■ REQUIRED TASK
Reproduce the lines below word for word, omitting any pictures.

■ STORED RECORDS
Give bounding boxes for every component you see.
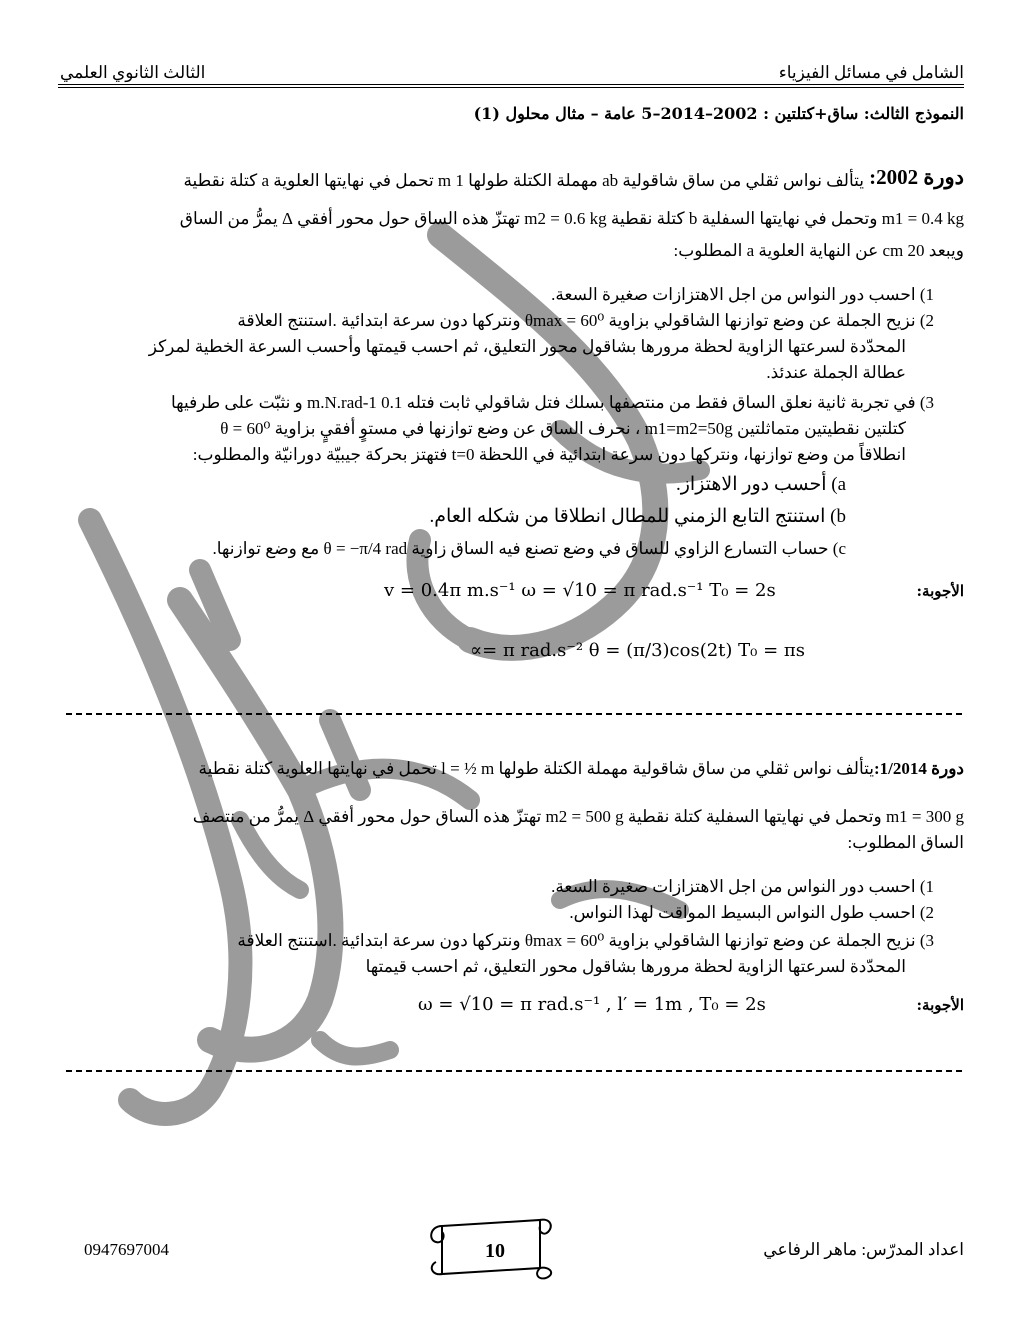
section2-question2: 2) احسب طول النواس البسيط المواقت لهذا النواس.: [569, 903, 934, 922]
header-rule: [58, 84, 964, 85]
section1-intro-line3: ويبعد 20 cm عن النهاية العلوية a المطلوب:: [673, 241, 964, 260]
page-number: 10: [485, 1240, 505, 1262]
section2-question3-line2: المحدّدة لسرعتها الزاوية لحظة مرورها بشاقول محور التعليق، ثم احسب قيمتها: [365, 957, 906, 976]
section-separator-2: [66, 1070, 962, 1072]
section1-answer-line2: ∝= π rad.s⁻² θ = (π/3)cos(2t) T₀ = πs: [470, 640, 805, 661]
section2-intro-line1: يتألف نواس ثقلي من ساق شاقولية مهملة الكتلة طولها l = ½ m تحمل في نهايتها العلوية كتلة نقطية: [198, 759, 874, 778]
model-title: النموذج الثالث: ساق+كتلتين : 2002–2014–5 عامة – مثال محلول (1): [473, 104, 964, 123]
section1-answer-label: الأجوبة:: [916, 582, 964, 600]
section1-intro-line2: m1 = 0.4 kg وتحمل في نهايتها السفلية b كتلة نقطية m2 = 0.6 kg تهتزّ هذه الساق حول محور أفقي Δ يمرُّ من الساق: [179, 209, 964, 228]
section1-intro-line1: يتألف نواس ثقلي من ساق شاقولية ab مهملة الكتلة طولها 1 m تحمل في نهايتها العلوية a كتلة نقطية: [183, 171, 864, 190]
section1-question3c: c) حساب التسارع الزاوي للساق في وضع تصنع فيه الساق زاوية θ = −π/4 rad مع وضع توازنها.: [212, 539, 846, 558]
section2-question3-line1: 3) نزيح الجملة عن وضع توازنها الشاقولي بزاوية θmax = 60⁰ ونتركها دون سرعة ابتدائية .استنتج العلاقة: [237, 931, 934, 950]
header-book-title: الشامل في مسائل الفيزياء: [778, 63, 964, 82]
header-rule-double: [58, 87, 964, 88]
section1-question2-line2: المحدّدة لسرعتها الزاوية لحظة مرورها بشاقول محور التعليق، ثم احسب قيمتها وأحسب السرعة الخطية لمركز: [148, 337, 906, 356]
section2-intro-line2: m1 = 300 g وتحمل في نهايتها السفلية كتلة نقطية m2 = 500 g تهتزّ هذه الساق حول محور أفقي Δ يمرُّ من منتصف: [192, 807, 964, 826]
section1-question3-line3: انطلاقاً من وضع توازنها، ونتركها دون سرعة ابتدائية في اللحظة t=0 فتهتز بحركة جيبيّة دورانيّة والمطلوب:: [192, 445, 906, 464]
section1-question2-line3: عطالة الجملة عندئذ.: [766, 363, 906, 382]
section2-question1: 1) احسب دور النواس من اجل الاهتزازات صغيرة السعة.: [551, 877, 934, 896]
section2-intro-line3: الساق المطلوب:: [847, 833, 964, 852]
section2-answer-line1: ω = √10 = π rad.s⁻¹ , l′ = 1m , T₀ = 2s: [418, 994, 766, 1015]
section1-question1: 1) احسب دور النواس من اجل الاهتزازات صغيرة السعة.: [551, 285, 934, 304]
section2-heading: دورة 1/2014:: [873, 759, 964, 778]
footer-phone: 0947697004: [84, 1240, 169, 1259]
section1-question3a: a) أحسب دور الاهتزاز.: [675, 474, 846, 495]
section1-question3-line1: 3) في تجربة ثانية نعلق الساق فقط من منتصفها بسلك فتل شاقولي ثابت فتله 0.1 m.N.rad-1 و نثبّت على طرفيها: [171, 393, 934, 412]
section1-heading: دورة 2002:: [869, 165, 964, 189]
section2-answer-label: الأجوبة:: [916, 996, 964, 1014]
section1-question2-line1: 2) نزيح الجملة عن وضع توازنها الشاقولي بزاوية θmax = 60⁰ ونتركها دون سرعة ابتدائية .استنتج العلاقة: [237, 311, 934, 330]
section-separator: [66, 713, 962, 715]
section1-question3b: b) استنتج التابع الزمني للمطال انطلاقا من شكله العام.: [429, 506, 846, 527]
footer-author: اعداد المدرّس: ماهر الرفاعي: [763, 1240, 964, 1259]
header-grade: الثالث الثانوي العلمي: [60, 63, 206, 82]
section1-question3-line2: كتلتين نقطيتين متماثلتين m1=m2=50g ، نحرف الساق عن وضع توازنها في مستوٍ أفقيٍ بزاوية θ = 60⁰: [220, 419, 906, 438]
section1-answer-line1: v = 0.4π m.s⁻¹ ω = √10 = π rad.s⁻¹ T₀ = 2s: [384, 580, 776, 601]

■ TASK SOLUTION
Give bounding boxes for every component you see.
section2-question2: 2) احسب طول النواس البسيط المواقت لهذا النواس.: [569, 903, 934, 922]
header-rule: [58, 84, 964, 85]
section1-intro-line3: ويبعد 20 cm عن النهاية العلوية a المطلوب:: [673, 241, 964, 260]
page-number: 10: [485, 1240, 505, 1262]
section2-question3-line2: المحدّدة لسرعتها الزاوية لحظة مرورها بشاقول محور التعليق، ثم احسب قيمتها: [365, 957, 906, 976]
section-separator-2: [66, 1070, 962, 1072]
section1-answer-line2: ∝= π rad.s⁻² θ = (π/3)cos(2t) T₀ = πs: [470, 640, 805, 661]
section2-intro-line1: يتألف نواس ثقلي من ساق شاقولية مهملة الكتلة طولها l = ½ m تحمل في نهايتها العلوية كتلة نقطية: [198, 759, 874, 778]
model-title: النموذج الثالث: ساق+كتلتين : 2002–2014–5 عامة – مثال محلول (1): [473, 104, 964, 123]
section1-answer-label: الأجوبة:: [916, 582, 964, 600]
section1-intro-line2: m1 = 0.4 kg وتحمل في نهايتها السفلية b كتلة نقطية m2 = 0.6 kg تهتزّ هذه الساق حول محور أفقي Δ يمرُّ من الساق: [179, 209, 964, 228]
section1-intro-line1: يتألف نواس ثقلي من ساق شاقولية ab مهملة الكتلة طولها 1 m تحمل في نهايتها العلوية a كتلة نقطية: [183, 171, 864, 190]
section1-question3c: c) حساب التسارع الزاوي للساق في وضع تصنع فيه الساق زاوية θ = −π/4 rad مع وضع توازنها.: [212, 539, 846, 558]
section2-question3-line1: 3) نزيح الجملة عن وضع توازنها الشاقولي بزاوية θmax = 60⁰ ونتركها دون سرعة ابتدائية .استنتج العلاقة: [237, 931, 934, 950]
header-book-title: الشامل في مسائل الفيزياء: [778, 63, 964, 82]
header-rule-double: [58, 87, 964, 88]
section1-question2-line2: المحدّدة لسرعتها الزاوية لحظة مرورها بشاقول محور التعليق، ثم احسب قيمتها وأحسب السرعة الخطية لمركز: [148, 337, 906, 356]
section2-intro-line2: m1 = 300 g وتحمل في نهايتها السفلية كتلة نقطية m2 = 500 g تهتزّ هذه الساق حول محور أفقي Δ يمرُّ من منتصف: [192, 807, 964, 826]
section1-question3-line3: انطلاقاً من وضع توازنها، ونتركها دون سرعة ابتدائية في اللحظة t=0 فتهتز بحركة جيبيّة دورانيّة والمطلوب:: [192, 445, 906, 464]
section1-question2-line3: عطالة الجملة عندئذ.: [766, 363, 906, 382]
section2-question1: 1) احسب دور النواس من اجل الاهتزازات صغيرة السعة.: [551, 877, 934, 896]
section2-intro-line3: الساق المطلوب:: [847, 833, 964, 852]
section2-answer-line1: ω = √10 = π rad.s⁻¹ , l′ = 1m , T₀ = 2s: [418, 994, 766, 1015]
section1-question1: 1) احسب دور النواس من اجل الاهتزازات صغيرة السعة.: [551, 285, 934, 304]
section2-heading: دورة 1/2014:: [873, 759, 964, 778]
footer-phone: 0947697004: [84, 1240, 169, 1259]
section1-question3a: a) أحسب دور الاهتزاز.: [675, 474, 846, 495]
section1-question3-line1: 3) في تجربة ثانية نعلق الساق فقط من منتصفها بسلك فتل شاقولي ثابت فتله 0.1 m.N.rad-1 و نثبّت على طرفيها: [171, 393, 934, 412]
section1-heading: دورة 2002:: [869, 165, 964, 189]
section2-answer-label: الأجوبة:: [916, 996, 964, 1014]
section1-question2-line1: 2) نزيح الجملة عن وضع توازنها الشاقولي بزاوية θmax = 60⁰ ونتركها دون سرعة ابتدائية .استنتج العلاقة: [237, 311, 934, 330]
section-separator: [66, 713, 962, 715]
section1-question3b: b) استنتج التابع الزمني للمطال انطلاقا من شكله العام.: [429, 506, 846, 527]
footer-author: اعداد المدرّس: ماهر الرفاعي: [763, 1240, 964, 1259]
header-grade: الثالث الثانوي العلمي: [60, 63, 206, 82]
section1-question3-line2: كتلتين نقطيتين متماثلتين m1=m2=50g ، نحرف الساق عن وضع توازنها في مستوٍ أفقيٍ بزاوية θ = 60⁰: [220, 419, 906, 438]
section1-answer-line1: v = 0.4π m.s⁻¹ ω = √10 = π rad.s⁻¹ T₀ = 2s: [384, 580, 776, 601]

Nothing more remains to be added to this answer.